-- Opening Marker --

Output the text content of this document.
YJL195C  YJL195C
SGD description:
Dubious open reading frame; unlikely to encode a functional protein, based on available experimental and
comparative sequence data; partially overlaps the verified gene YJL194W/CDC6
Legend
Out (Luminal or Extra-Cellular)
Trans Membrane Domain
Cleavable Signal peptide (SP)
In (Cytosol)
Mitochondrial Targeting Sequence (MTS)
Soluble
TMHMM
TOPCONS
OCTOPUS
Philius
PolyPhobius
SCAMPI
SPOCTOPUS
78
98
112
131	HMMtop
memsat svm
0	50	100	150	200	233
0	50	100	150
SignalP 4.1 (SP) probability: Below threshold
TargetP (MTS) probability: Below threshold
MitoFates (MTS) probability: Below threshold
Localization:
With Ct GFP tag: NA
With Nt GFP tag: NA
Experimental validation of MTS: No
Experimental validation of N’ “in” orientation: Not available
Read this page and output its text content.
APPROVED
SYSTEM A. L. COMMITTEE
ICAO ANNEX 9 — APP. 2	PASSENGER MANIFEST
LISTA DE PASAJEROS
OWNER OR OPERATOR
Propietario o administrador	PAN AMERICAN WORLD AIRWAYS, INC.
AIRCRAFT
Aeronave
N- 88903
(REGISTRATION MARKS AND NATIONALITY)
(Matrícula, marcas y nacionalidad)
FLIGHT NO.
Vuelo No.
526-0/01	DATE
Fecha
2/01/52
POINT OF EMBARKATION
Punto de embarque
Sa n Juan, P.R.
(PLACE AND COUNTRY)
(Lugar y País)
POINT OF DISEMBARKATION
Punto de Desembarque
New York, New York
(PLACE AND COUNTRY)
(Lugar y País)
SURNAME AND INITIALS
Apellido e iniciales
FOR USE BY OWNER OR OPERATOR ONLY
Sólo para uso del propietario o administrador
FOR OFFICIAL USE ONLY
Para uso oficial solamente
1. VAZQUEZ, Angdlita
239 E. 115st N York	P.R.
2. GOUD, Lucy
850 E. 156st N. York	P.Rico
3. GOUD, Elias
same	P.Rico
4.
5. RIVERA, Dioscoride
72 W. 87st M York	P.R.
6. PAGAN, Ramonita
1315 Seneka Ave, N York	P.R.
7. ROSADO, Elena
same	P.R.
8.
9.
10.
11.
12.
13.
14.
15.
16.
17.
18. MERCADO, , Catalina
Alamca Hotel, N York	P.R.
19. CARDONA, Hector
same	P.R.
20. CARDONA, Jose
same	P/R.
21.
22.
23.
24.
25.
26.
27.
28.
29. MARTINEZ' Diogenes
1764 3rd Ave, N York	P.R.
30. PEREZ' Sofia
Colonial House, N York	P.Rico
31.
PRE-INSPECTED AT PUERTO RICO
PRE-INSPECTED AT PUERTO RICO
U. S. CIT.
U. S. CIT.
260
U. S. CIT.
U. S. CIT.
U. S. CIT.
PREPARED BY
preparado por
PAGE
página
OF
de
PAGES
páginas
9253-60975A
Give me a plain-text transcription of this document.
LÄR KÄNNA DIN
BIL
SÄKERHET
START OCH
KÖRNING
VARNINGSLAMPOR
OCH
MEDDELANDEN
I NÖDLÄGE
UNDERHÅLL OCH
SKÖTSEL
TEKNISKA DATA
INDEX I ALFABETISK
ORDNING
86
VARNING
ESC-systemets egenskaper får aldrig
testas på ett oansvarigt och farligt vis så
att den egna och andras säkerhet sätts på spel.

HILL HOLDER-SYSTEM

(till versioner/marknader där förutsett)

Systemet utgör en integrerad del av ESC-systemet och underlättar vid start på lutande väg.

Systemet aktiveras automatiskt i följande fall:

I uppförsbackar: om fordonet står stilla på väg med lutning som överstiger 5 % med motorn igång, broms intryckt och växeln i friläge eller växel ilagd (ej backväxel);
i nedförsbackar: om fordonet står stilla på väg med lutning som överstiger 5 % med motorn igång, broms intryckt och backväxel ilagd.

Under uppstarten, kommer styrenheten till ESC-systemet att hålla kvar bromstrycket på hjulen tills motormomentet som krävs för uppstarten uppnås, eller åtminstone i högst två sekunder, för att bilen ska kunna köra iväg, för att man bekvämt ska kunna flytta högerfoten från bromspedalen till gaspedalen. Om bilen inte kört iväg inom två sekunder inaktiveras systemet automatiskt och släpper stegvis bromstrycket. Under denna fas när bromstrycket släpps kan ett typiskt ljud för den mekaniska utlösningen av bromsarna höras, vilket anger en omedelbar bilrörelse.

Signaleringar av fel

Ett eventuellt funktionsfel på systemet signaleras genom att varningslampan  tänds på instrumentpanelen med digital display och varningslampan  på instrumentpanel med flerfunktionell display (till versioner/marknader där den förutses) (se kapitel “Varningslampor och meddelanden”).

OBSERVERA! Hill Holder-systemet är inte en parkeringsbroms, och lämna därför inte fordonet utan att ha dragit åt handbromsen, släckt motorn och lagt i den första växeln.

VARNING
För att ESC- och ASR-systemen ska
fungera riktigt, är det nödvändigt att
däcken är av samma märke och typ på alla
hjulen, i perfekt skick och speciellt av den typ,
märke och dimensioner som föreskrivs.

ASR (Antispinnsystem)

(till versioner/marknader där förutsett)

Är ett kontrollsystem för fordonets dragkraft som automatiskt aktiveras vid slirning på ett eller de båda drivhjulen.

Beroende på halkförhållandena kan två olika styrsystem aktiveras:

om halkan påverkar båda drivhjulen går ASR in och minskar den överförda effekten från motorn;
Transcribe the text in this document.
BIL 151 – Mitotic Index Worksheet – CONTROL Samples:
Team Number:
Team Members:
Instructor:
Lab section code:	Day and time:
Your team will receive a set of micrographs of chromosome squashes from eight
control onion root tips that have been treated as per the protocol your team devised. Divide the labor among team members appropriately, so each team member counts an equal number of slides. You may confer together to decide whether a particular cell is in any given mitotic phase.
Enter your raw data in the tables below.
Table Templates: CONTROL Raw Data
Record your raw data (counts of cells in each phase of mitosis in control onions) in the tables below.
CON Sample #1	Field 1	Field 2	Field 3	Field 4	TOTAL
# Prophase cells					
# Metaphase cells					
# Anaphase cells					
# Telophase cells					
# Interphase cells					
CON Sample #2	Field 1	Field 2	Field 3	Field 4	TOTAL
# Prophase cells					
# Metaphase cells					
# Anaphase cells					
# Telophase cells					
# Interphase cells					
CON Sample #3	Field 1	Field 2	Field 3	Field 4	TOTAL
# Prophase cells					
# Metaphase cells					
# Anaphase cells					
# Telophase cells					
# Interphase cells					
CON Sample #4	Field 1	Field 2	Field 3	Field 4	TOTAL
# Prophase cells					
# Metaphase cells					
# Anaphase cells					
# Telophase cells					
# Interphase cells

-- Closing Marker --

About this exercise: Please output each record exactly as it appears above.

Output:
Output the text content of this document.
YJL195C  YJL195C
SGD description:
Dubious open reading frame; unlikely to encode a functional protein, based on available experimental and
comparative sequence data; partially overlaps the verified gene YJL194W/CDC6
Legend
Out (Luminal or Extra-Cellular)
Trans Membrane Domain
Cleavable Signal peptide (SP)
In (Cytosol)
Mitochondrial Targeting Sequence (MTS)
Soluble
TMHMM
TOPCONS
OCTOPUS
Philius
PolyPhobius
SCAMPI
SPOCTOPUS
78
98
112
131	HMMtop
memsat svm
0	50	100	150	200	233
0	50	100	150
SignalP 4.1 (SP) probability: Below threshold
TargetP (MTS) probability: Below threshold
MitoFates (MTS) probability: Below threshold
Localization:
With Ct GFP tag: NA
With Nt GFP tag: NA
Experimental validation of MTS: No
Experimental validation of N’ “in” orientation: Not available
Read this page and output its text content.
APPROVED
SYSTEM A. L. COMMITTEE
ICAO ANNEX 9 — APP. 2	PASSENGER MANIFEST
LISTA DE PASAJEROS
OWNER OR OPERATOR
Propietario o administrador	PAN AMERICAN WORLD AIRWAYS, INC.
AIRCRAFT
Aeronave
N- 88903
(REGISTRATION MARKS AND NATIONALITY)
(Matrícula, marcas y nacionalidad)
FLIGHT NO.
Vuelo No.
526-0/01	DATE
Fecha
2/01/52
POINT OF EMBARKATION
Punto de embarque
Sa n Juan, P.R.
(PLACE AND COUNTRY)
(Lugar y País)
POINT OF DISEMBARKATION
Punto de Desembarque
New York, New York
(PLACE AND COUNTRY)
(Lugar y País)
SURNAME AND INITIALS
Apellido e iniciales
FOR USE BY OWNER OR OPERATOR ONLY
Sólo para uso del propietario o administrador
FOR OFFICIAL USE ONLY
Para uso oficial solamente
1. VAZQUEZ, Angdlita
239 E. 115st N York	P.R.
2. GOUD, Lucy
850 E. 156st N. York	P.Rico
3. GOUD, Elias
same	P.Rico
4.
5. RIVERA, Dioscoride
72 W. 87st M York	P.R.
6. PAGAN, Ramonita
1315 Seneka Ave, N York	P.R.
7. ROSADO, Elena
same	P.R.
8.
9.
10.
11.
12.
13.
14.
15.
16.
17.
18. MERCADO, , Catalina
Alamca Hotel, N York	P.R.
19. CARDONA, Hector
same	P.R.
20. CARDONA, Jose
same	P/R.
21.
22.
23.
24.
25.
26.
27.
28.
29. MARTINEZ' Diogenes
1764 3rd Ave, N York	P.R.
30. PEREZ' Sofia
Colonial House, N York	P.Rico
31.
PRE-INSPECTED AT PUERTO RICO
PRE-INSPECTED AT PUERTO RICO
U. S. CIT.
U. S. CIT.
260
U. S. CIT.
U. S. CIT.
U. S. CIT.
PREPARED BY
preparado por
PAGE
página
OF
de
PAGES
páginas
9253-60975A
Give me a plain-text transcription of this document.
LÄR KÄNNA DIN
BIL
SÄKERHET
START OCH
KÖRNING
VARNINGSLAMPOR
OCH
MEDDELANDEN
I NÖDLÄGE
UNDERHÅLL OCH
SKÖTSEL
TEKNISKA DATA
INDEX I ALFABETISK
ORDNING
86
VARNING
ESC-systemets egenskaper får aldrig
testas på ett oansvarigt och farligt vis så
att den egna och andras säkerhet sätts på spel.

HILL HOLDER-SYSTEM

(till versioner/marknader där förutsett)

Systemet utgör en integrerad del av ESC-systemet och underlättar vid start på lutande väg.

Systemet aktiveras automatiskt i följande fall:

I uppförsbackar: om fordonet står stilla på väg med lutning som överstiger 5 % med motorn igång, broms intryckt och växeln i friläge eller växel ilagd (ej backväxel);
i nedförsbackar: om fordonet står stilla på väg med lutning som överstiger 5 % med motorn igång, broms intryckt och backväxel ilagd.

Under uppstarten, kommer styrenheten till ESC-systemet att hålla kvar bromstrycket på hjulen tills motormomentet som krävs för uppstarten uppnås, eller åtminstone i högst två sekunder, för att bilen ska kunna köra iväg, för att man bekvämt ska kunna flytta högerfoten från bromspedalen till gaspedalen. Om bilen inte kört iväg inom två sekunder inaktiveras systemet automatiskt och släpper stegvis bromstrycket. Under denna fas när bromstrycket släpps kan ett typiskt ljud för den mekaniska utlösningen av bromsarna höras, vilket anger en omedelbar bilrörelse.

Signaleringar av fel

Ett eventuellt funktionsfel på systemet signaleras genom att varningslampan  tänds på instrumentpanelen med digital display och varningslampan  på instrumentpanel med flerfunktionell display (till versioner/marknader där den förutses) (se kapitel “Varningslampor och meddelanden”).

OBSERVERA! Hill Holder-systemet är inte en parkeringsbroms, och lämna därför inte fordonet utan att ha dragit åt handbromsen, släckt motorn och lagt i den första växeln.

VARNING
För att ESC- och ASR-systemen ska
fungera riktigt, är det nödvändigt att
däcken är av samma märke och typ på alla
hjulen, i perfekt skick och speciellt av den typ,
märke och dimensioner som föreskrivs.

ASR (Antispinnsystem)

(till versioner/marknader där förutsett)

Är ett kontrollsystem för fordonets dragkraft som automatiskt aktiveras vid slirning på ett eller de båda drivhjulen.

Beroende på halkförhållandena kan två olika styrsystem aktiveras:

om halkan påverkar båda drivhjulen går ASR in och minskar den överförda effekten från motorn;
Transcribe the text in this document.
BIL 151 – Mitotic Index Worksheet – CONTROL Samples:
Team Number:
Team Members:
Instructor:
Lab section code:	Day and time:
Your team will receive a set of micrographs of chromosome squashes from eight
control onion root tips that have been treated as per the protocol your team devised. Divide the labor among team members appropriately, so each team member counts an equal number of slides. You may confer together to decide whether a particular cell is in any given mitotic phase.
Enter your raw data in the tables below.
Table Templates: CONTROL Raw Data
Record your raw data (counts of cells in each phase of mitosis in control onions) in the tables below.
CON Sample #1	Field 1	Field 2	Field 3	Field 4	TOTAL
# Prophase cells					
# Metaphase cells					
# Anaphase cells					
# Telophase cells					
# Interphase cells					
CON Sample #2	Field 1	Field 2	Field 3	Field 4	TOTAL
# Prophase cells					
# Metaphase cells					
# Anaphase cells					
# Telophase cells					
# Interphase cells					
CON Sample #3	Field 1	Field 2	Field 3	Field 4	TOTAL
# Prophase cells					
# Metaphase cells					
# Anaphase cells					
# Telophase cells					
# Interphase cells					
CON Sample #4	Field 1	Field 2	Field 3	Field 4	TOTAL
# Prophase cells					
# Metaphase cells					
# Anaphase cells					
# Telophase cells					
# Interphase cells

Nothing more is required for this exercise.